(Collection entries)
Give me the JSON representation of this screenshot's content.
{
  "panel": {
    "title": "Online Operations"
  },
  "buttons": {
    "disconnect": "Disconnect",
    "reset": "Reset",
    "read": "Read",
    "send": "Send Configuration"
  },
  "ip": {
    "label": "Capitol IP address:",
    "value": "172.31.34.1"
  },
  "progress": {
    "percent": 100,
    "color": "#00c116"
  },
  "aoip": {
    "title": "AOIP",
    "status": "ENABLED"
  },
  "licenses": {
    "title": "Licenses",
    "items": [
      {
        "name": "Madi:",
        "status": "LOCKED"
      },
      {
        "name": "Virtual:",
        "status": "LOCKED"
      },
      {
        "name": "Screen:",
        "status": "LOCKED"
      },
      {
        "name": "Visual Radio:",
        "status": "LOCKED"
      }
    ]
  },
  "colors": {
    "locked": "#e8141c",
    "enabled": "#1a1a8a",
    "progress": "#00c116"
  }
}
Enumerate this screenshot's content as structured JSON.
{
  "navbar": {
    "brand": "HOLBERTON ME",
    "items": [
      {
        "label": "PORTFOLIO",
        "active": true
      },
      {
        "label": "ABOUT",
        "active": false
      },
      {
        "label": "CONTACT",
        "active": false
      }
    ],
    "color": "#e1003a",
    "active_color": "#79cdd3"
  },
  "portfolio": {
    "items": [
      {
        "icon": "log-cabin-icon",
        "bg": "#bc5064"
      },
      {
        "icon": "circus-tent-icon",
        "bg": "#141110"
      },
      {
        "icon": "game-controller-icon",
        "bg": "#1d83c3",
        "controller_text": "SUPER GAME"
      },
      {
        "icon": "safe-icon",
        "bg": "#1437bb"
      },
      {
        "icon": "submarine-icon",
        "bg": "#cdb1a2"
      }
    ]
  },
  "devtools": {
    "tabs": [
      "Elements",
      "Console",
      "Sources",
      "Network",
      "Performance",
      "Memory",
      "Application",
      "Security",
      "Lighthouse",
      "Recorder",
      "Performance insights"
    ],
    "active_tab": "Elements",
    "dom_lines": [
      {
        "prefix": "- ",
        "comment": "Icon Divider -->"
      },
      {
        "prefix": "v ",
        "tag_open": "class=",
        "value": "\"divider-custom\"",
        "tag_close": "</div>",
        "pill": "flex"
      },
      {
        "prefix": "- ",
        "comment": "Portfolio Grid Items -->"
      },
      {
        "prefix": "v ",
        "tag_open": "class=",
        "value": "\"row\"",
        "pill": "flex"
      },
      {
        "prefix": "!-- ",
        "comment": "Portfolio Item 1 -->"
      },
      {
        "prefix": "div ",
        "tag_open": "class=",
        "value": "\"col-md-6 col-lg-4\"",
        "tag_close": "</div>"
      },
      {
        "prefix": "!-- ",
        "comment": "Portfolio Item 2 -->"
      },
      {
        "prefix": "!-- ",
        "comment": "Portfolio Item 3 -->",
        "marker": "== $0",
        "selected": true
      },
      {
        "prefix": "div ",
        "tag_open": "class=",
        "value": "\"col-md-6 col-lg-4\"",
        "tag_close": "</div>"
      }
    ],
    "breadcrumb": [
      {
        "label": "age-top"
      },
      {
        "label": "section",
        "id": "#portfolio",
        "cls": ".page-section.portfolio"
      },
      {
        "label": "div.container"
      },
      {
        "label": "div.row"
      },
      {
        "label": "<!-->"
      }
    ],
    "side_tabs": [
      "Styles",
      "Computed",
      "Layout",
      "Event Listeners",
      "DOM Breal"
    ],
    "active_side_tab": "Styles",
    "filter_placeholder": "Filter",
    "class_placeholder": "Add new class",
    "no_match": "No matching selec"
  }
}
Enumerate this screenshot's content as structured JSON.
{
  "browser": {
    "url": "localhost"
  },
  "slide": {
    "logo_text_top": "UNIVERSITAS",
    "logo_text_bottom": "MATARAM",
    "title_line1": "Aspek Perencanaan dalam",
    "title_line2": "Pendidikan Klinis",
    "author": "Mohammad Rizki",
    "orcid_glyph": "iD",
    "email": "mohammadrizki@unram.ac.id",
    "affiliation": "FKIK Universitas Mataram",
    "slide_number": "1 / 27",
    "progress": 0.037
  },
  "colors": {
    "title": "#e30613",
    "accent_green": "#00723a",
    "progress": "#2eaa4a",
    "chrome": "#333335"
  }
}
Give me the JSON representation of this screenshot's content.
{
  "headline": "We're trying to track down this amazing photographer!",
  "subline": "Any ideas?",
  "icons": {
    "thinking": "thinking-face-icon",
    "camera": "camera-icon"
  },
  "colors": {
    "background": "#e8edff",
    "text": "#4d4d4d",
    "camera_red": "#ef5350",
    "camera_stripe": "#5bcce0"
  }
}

JOB - Please output the complete data exactly.

PROBLEM SOLUTION -
Give me the JSON representation of this screenshot's content.
{
  "panel": {
    "title": "Online Operations"
  },
  "buttons": {
    "disconnect": "Disconnect",
    "reset": "Reset",
    "read": "Read",
    "send": "Send Configuration"
  },
  "ip": {
    "label": "Capitol IP address:",
    "value": "172.31.34.1"
  },
  "progress": {
    "percent": 100,
    "color": "#00c116"
  },
  "aoip": {
    "title": "AOIP",
    "status": "ENABLED"
  },
  "licenses": {
    "title": "Licenses",
    "items": [
      {
        "name": "Madi:",
        "status": "LOCKED"
      },
      {
        "name": "Virtual:",
        "status": "LOCKED"
      },
      {
        "name": "Screen:",
        "status": "LOCKED"
      },
      {
        "name": "Visual Radio:",
        "status": "LOCKED"
      }
    ]
  },
  "colors": {
    "locked": "#e8141c",
    "enabled": "#1a1a8a",
    "progress": "#00c116"
  }
}
Enumerate this screenshot's content as structured JSON.
{
  "navbar": {
    "brand": "HOLBERTON ME",
    "items": [
      {
        "label": "PORTFOLIO",
        "active": true
      },
      {
        "label": "ABOUT",
        "active": false
      },
      {
        "label": "CONTACT",
        "active": false
      }
    ],
    "color": "#e1003a",
    "active_color": "#79cdd3"
  },
  "portfolio": {
    "items": [
      {
        "icon": "log-cabin-icon",
        "bg": "#bc5064"
      },
      {
        "icon": "circus-tent-icon",
        "bg": "#141110"
      },
      {
        "icon": "game-controller-icon",
        "bg": "#1d83c3",
        "controller_text": "SUPER GAME"
      },
      {
        "icon": "safe-icon",
        "bg": "#1437bb"
      },
      {
        "icon": "submarine-icon",
        "bg": "#cdb1a2"
      }
    ]
  },
  "devtools": {
    "tabs": [
      "Elements",
      "Console",
      "Sources",
      "Network",
      "Performance",
      "Memory",
      "Application",
      "Security",
      "Lighthouse",
      "Recorder",
      "Performance insights"
    ],
    "active_tab": "Elements",
    "dom_lines": [
      {
        "prefix": "- ",
        "comment": "Icon Divider -->"
      },
      {
        "prefix": "v ",
        "tag_open": "class=",
        "value": "\"divider-custom\"",
        "tag_close": "</div>",
        "pill": "flex"
      },
      {
        "prefix": "- ",
        "comment": "Portfolio Grid Items -->"
      },
      {
        "prefix": "v ",
        "tag_open": "class=",
        "value": "\"row\"",
        "pill": "flex"
      },
      {
        "prefix": "!-- ",
        "comment": "Portfolio Item 1 -->"
      },
      {
        "prefix": "div ",
        "tag_open": "class=",
        "value": "\"col-md-6 col-lg-4\"",
        "tag_close": "</div>"
      },
      {
        "prefix": "!-- ",
        "comment": "Portfolio Item 2 -->"
      },
      {
        "prefix": "!-- ",
        "comment": "Portfolio Item 3 -->",
        "marker": "== $0",
        "selected": true
      },
      {
        "prefix": "div ",
        "tag_open": "class=",
        "value": "\"col-md-6 col-lg-4\"",
        "tag_close": "</div>"
      }
    ],
    "breadcrumb": [
      {
        "label": "age-top"
      },
      {
        "label": "section",
        "id": "#portfolio",
        "cls": ".page-section.portfolio"
      },
      {
        "label": "div.container"
      },
      {
        "label": "div.row"
      },
      {
        "label": "<!-->"
      }
    ],
    "side_tabs": [
      "Styles",
      "Computed",
      "Layout",
      "Event Listeners",
      "DOM Breal"
    ],
    "active_side_tab": "Styles",
    "filter_placeholder": "Filter",
    "class_placeholder": "Add new class",
    "no_match": "No matching selec"
  }
}
Enumerate this screenshot's content as structured JSON.
{
  "browser": {
    "url": "localhost"
  },
  "slide": {
    "logo_text_top": "UNIVERSITAS",
    "logo_text_bottom": "MATARAM",
    "title_line1": "Aspek Perencanaan dalam",
    "title_line2": "Pendidikan Klinis",
    "author": "Mohammad Rizki",
    "orcid_glyph": "iD",
    "email": "mohammadrizki@unram.ac.id",
    "affiliation": "FKIK Universitas Mataram",
    "slide_number": "1 / 27",
    "progress": 0.037
  },
  "colors": {
    "title": "#e30613",
    "accent_green": "#00723a",
    "progress": "#2eaa4a",
    "chrome": "#333335"
  }
}
Give me the JSON representation of this screenshot's content.
{
  "headline": "We're trying to track down this amazing photographer!",
  "subline": "Any ideas?",
  "icons": {
    "thinking": "thinking-face-icon",
    "camera": "camera-icon"
  },
  "colors": {
    "background": "#e8edff",
    "text": "#4d4d4d",
    "camera_red": "#ef5350",
    "camera_stripe": "#5bcce0"
  }
}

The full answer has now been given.